§ EXERCISE TASK:
Leave out the pictures and transcribe everything else exactly.

§ SUPPLIED ENTRIES:

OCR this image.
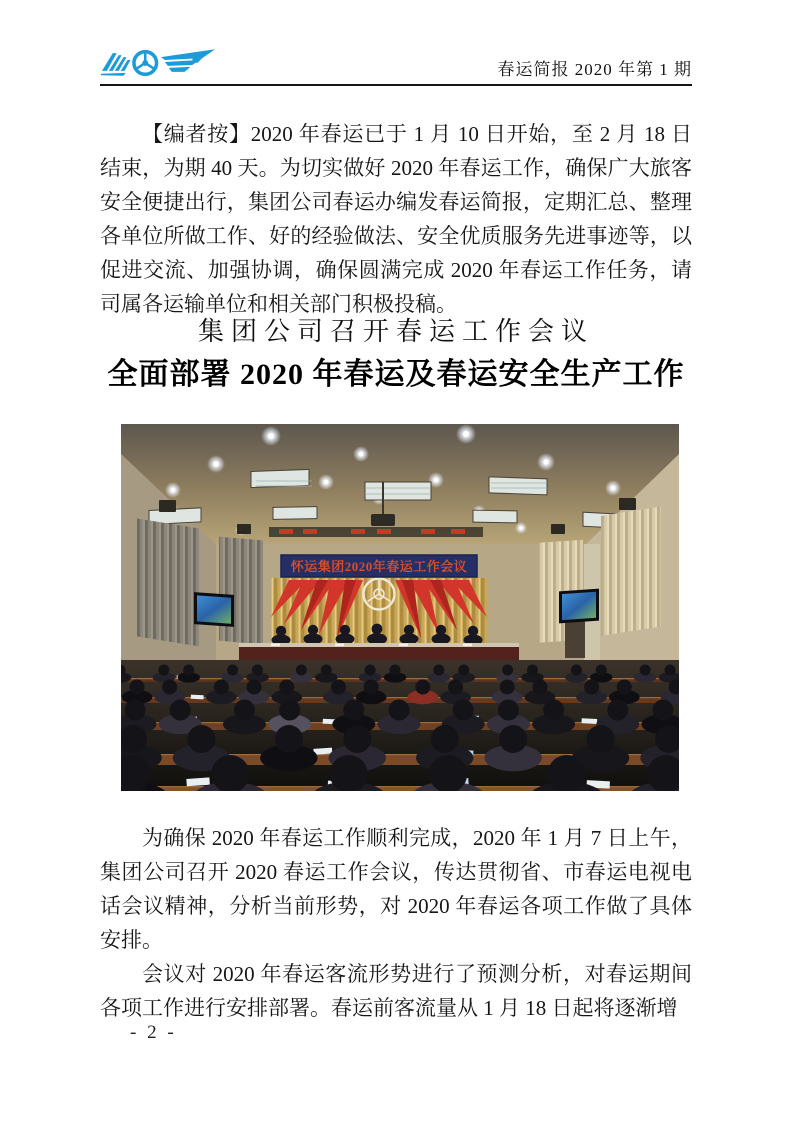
春运简报 2020 年第 1 期

【编者按】2020 年春运已于 1 月 10 日开始，至 2 月 18 日结束，为期 40 天。为切实做好 2020 年春运工作，确保广大旅客安全便捷出行，集团公司春运办编发春运简报，定期汇总、整理各单位所做工作、好的经验做法、安全优质服务先进事迹等，以促进交流、加强协调，确保圆满完成 2020 年春运工作任务，请司属各运输单位和相关部门积极投稿。

集团公司召开春运工作会议
全面部署 2020 年春运及春运安全生产工作
怀运集团2020年春运工作会议

为确保 2020 年春运工作顺利完成，2020 年 1 月 7 日上午，集团公司召开 2020 春运工作会议，传达贯彻省、市春运电视电话会议精神，分析当前形势，对 2020 年春运各项工作做了具体安排。

会议对 2020 年春运客流形势进行了预测分析，对春运期间各项工作进行安排部署。春运前客流量从 1 月 18 日起将逐渐增

- 2 -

§ REPLY:
OCR this image.
春运简报 2020 年第 1 期

【编者按】2020 年春运已于 1 月 10 日开始，至 2 月 18 日结束，为期 40 天。为切实做好 2020 年春运工作，确保广大旅客安全便捷出行，集团公司春运办编发春运简报，定期汇总、整理各单位所做工作、好的经验做法、安全优质服务先进事迹等，以促进交流、加强协调，确保圆满完成 2020 年春运工作任务，请司属各运输单位和相关部门积极投稿。

集团公司召开春运工作会议
全面部署 2020 年春运及春运安全生产工作
怀运集团2020年春运工作会议

为确保 2020 年春运工作顺利完成，2020 年 1 月 7 日上午，集团公司召开 2020 春运工作会议，传达贯彻省、市春运电视电话会议精神，分析当前形势，对 2020 年春运各项工作做了具体安排。

会议对 2020 年春运客流形势进行了预测分析，对春运期间各项工作进行安排部署。春运前客流量从 1 月 18 日起将逐渐增

- 2 -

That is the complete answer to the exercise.